How many of the lines below contain "highlighted"? Answer with that number alone.

Data extracted from a collection:
>> Start

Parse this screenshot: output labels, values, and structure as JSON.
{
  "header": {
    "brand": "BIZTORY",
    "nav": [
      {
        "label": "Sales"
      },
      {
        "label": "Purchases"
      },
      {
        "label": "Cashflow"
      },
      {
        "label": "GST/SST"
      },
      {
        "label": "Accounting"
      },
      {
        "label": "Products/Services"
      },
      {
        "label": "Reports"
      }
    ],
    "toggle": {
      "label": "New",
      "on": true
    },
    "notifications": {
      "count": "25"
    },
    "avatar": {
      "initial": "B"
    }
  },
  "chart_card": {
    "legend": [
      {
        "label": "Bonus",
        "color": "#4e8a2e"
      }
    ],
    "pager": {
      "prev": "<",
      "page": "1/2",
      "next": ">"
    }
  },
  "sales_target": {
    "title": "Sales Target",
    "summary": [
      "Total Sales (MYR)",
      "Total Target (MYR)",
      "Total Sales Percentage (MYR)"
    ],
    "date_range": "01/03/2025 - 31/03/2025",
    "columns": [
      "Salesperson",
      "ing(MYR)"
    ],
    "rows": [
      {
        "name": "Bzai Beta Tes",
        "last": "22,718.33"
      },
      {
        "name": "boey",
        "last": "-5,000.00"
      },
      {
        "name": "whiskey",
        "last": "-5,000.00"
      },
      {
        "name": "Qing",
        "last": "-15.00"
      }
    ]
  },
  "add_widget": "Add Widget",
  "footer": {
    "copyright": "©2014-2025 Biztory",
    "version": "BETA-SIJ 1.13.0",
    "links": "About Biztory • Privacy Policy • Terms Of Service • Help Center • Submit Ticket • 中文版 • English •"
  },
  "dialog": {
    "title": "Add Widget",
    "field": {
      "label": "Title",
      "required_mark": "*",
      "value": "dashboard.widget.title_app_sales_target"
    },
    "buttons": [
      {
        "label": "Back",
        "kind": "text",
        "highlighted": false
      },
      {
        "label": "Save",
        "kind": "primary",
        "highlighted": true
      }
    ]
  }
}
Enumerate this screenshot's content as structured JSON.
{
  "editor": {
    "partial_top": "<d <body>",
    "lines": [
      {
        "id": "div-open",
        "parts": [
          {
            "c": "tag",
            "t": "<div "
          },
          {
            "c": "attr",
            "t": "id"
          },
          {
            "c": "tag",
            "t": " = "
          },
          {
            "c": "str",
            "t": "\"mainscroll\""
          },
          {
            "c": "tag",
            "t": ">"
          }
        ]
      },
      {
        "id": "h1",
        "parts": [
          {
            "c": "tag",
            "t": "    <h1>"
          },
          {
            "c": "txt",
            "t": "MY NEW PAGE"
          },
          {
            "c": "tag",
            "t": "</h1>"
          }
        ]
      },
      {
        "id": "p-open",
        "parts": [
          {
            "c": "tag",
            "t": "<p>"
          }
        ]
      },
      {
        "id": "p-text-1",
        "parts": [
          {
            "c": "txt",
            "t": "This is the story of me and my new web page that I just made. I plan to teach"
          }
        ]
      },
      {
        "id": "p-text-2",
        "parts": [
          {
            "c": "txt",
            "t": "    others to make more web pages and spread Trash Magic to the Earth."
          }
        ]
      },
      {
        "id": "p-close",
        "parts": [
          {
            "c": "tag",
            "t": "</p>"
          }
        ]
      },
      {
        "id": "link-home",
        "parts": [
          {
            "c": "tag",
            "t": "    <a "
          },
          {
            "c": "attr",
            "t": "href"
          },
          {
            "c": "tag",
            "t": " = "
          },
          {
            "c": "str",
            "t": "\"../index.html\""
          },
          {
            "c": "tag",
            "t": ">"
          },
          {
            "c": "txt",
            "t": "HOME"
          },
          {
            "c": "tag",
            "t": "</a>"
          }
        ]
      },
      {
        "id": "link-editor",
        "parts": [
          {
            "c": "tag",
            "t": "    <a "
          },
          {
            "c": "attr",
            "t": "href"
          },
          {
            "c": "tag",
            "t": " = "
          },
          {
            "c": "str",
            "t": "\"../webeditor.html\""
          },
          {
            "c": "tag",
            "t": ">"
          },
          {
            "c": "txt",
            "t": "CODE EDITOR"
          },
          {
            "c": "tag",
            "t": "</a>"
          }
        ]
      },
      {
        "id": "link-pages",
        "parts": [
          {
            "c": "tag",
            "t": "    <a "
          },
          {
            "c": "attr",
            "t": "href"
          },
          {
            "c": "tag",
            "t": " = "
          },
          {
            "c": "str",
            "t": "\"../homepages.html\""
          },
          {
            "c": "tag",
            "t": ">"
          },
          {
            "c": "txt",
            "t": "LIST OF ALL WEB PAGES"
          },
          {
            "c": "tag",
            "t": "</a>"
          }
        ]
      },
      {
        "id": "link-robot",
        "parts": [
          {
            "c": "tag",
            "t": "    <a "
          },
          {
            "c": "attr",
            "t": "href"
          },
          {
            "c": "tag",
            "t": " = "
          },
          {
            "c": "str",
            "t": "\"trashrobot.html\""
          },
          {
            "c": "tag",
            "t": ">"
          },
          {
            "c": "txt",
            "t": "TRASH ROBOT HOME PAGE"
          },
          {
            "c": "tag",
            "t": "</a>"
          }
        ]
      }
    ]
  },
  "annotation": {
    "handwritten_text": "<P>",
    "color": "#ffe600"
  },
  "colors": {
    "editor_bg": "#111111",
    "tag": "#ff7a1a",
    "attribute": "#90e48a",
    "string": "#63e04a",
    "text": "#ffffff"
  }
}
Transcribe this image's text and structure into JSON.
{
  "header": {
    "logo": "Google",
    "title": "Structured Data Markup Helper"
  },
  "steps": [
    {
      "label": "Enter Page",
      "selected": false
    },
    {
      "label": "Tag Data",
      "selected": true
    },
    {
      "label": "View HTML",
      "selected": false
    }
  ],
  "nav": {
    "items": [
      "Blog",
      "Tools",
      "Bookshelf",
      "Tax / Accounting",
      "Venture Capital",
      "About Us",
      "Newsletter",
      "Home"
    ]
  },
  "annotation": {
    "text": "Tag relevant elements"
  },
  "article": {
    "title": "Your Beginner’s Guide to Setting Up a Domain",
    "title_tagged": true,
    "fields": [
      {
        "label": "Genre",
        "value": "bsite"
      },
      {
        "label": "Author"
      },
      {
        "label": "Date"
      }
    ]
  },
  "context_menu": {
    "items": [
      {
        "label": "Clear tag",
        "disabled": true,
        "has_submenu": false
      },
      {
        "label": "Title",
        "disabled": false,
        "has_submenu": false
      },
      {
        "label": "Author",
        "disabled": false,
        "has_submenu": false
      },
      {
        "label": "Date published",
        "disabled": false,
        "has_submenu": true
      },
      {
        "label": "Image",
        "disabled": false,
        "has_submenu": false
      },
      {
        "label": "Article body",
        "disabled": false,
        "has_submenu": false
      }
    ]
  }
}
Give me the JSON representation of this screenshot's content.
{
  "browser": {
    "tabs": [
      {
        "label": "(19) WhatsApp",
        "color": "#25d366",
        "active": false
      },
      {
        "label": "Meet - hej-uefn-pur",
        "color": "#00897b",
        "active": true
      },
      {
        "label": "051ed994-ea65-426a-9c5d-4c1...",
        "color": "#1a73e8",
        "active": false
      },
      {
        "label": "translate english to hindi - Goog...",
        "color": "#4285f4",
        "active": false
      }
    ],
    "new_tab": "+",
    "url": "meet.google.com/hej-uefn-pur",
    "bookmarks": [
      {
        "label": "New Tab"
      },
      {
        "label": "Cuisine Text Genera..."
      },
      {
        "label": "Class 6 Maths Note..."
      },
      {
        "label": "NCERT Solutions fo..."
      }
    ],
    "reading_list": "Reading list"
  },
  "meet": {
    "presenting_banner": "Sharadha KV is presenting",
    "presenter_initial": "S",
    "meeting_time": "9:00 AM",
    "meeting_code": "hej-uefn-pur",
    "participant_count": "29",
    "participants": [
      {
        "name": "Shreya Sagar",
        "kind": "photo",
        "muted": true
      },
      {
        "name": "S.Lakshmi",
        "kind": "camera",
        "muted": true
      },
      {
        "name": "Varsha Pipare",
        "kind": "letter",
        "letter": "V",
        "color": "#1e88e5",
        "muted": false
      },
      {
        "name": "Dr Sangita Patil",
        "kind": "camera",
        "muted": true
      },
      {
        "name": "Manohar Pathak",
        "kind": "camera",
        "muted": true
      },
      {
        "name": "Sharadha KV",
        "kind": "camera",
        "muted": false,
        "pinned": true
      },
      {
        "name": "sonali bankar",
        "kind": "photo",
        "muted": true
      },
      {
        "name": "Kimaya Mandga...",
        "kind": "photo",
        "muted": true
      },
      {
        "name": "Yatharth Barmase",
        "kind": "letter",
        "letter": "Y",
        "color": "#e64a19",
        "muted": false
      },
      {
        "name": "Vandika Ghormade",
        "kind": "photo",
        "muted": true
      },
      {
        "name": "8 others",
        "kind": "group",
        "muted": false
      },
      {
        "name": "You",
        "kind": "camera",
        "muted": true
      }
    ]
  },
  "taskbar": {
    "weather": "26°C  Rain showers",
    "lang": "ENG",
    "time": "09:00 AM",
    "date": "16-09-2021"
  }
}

>> End

• The solution: 2